### [Directions for this task]
Below are some records; give them all again exactly, but not the pictures.

--*--

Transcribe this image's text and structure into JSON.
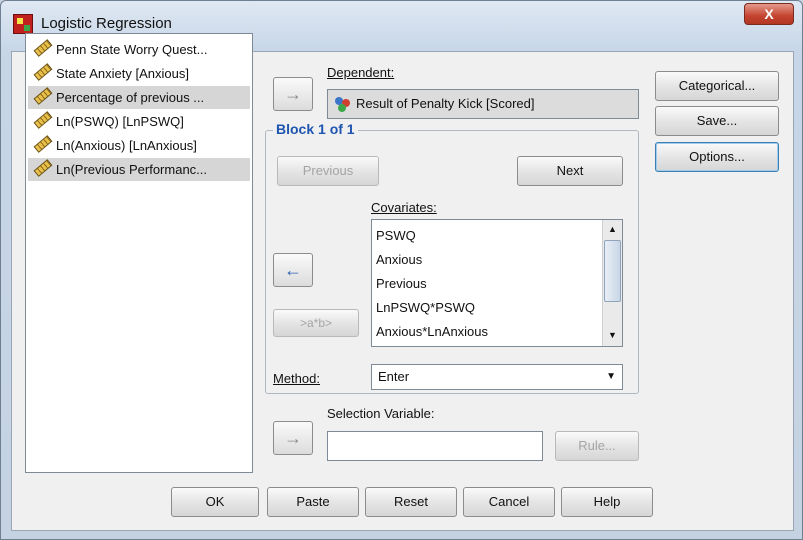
{
  "window": {
    "title": "Logistic Regression",
    "close_label": "X"
  },
  "variables": [
    {
      "label": "Penn State Worry Quest...",
      "selected": false
    },
    {
      "label": "State Anxiety [Anxious]",
      "selected": false
    },
    {
      "label": "Percentage of previous ...",
      "selected": true
    },
    {
      "label": "Ln(PSWQ) [LnPSWQ]",
      "selected": false
    },
    {
      "label": "Ln(Anxious) [LnAnxious]",
      "selected": false
    },
    {
      "label": "Ln(Previous Performanc...",
      "selected": true
    }
  ],
  "dependent": {
    "label": "Dependent:",
    "value": "Result of Penalty Kick [Scored]"
  },
  "block": {
    "title": "Block 1 of 1",
    "previous_label": "Previous",
    "next_label": "Next"
  },
  "covariates": {
    "label": "Covariates:",
    "items": [
      "PSWQ",
      "Anxious",
      "Previous",
      "LnPSWQ*PSWQ",
      "Anxious*LnAnxious"
    ]
  },
  "interaction_button_label": ">a*b>",
  "method": {
    "label": "Method:",
    "value": "Enter"
  },
  "selection_variable": {
    "label": "Selection Variable:",
    "value": "",
    "rule_label": "Rule..."
  },
  "side_buttons": {
    "categorical": "Categorical...",
    "save": "Save...",
    "options": "Options..."
  },
  "footer_buttons": {
    "ok": "OK",
    "paste": "Paste",
    "reset": "Reset",
    "cancel": "Cancel",
    "help": "Help"
  },
  "icons": {
    "arrow_right": "→",
    "arrow_left": "←",
    "up": "▲",
    "down": "▼"
  }
}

--*--

### [Exercise answer]
Transcribe this image's text and structure into JSON.
{
  "window": {
    "title": "Logistic Regression",
    "close_label": "X"
  },
  "variables": [
    {
      "label": "Penn State Worry Quest...",
      "selected": false
    },
    {
      "label": "State Anxiety [Anxious]",
      "selected": false
    },
    {
      "label": "Percentage of previous ...",
      "selected": true
    },
    {
      "label": "Ln(PSWQ) [LnPSWQ]",
      "selected": false
    },
    {
      "label": "Ln(Anxious) [LnAnxious]",
      "selected": false
    },
    {
      "label": "Ln(Previous Performanc...",
      "selected": true
    }
  ],
  "dependent": {
    "label": "Dependent:",
    "value": "Result of Penalty Kick [Scored]"
  },
  "block": {
    "title": "Block 1 of 1",
    "previous_label": "Previous",
    "next_label": "Next"
  },
  "covariates": {
    "label": "Covariates:",
    "items": [
      "PSWQ",
      "Anxious",
      "Previous",
      "LnPSWQ*PSWQ",
      "Anxious*LnAnxious"
    ]
  },
  "interaction_button_label": ">a*b>",
  "method": {
    "label": "Method:",
    "value": "Enter"
  },
  "selection_variable": {
    "label": "Selection Variable:",
    "value": "",
    "rule_label": "Rule..."
  },
  "side_buttons": {
    "categorical": "Categorical...",
    "save": "Save...",
    "options": "Options..."
  },
  "footer_buttons": {
    "ok": "OK",
    "paste": "Paste",
    "reset": "Reset",
    "cancel": "Cancel",
    "help": "Help"
  },
  "icons": {
    "arrow_right": "→",
    "arrow_left": "←",
    "up": "▲",
    "down": "▼"
  }
}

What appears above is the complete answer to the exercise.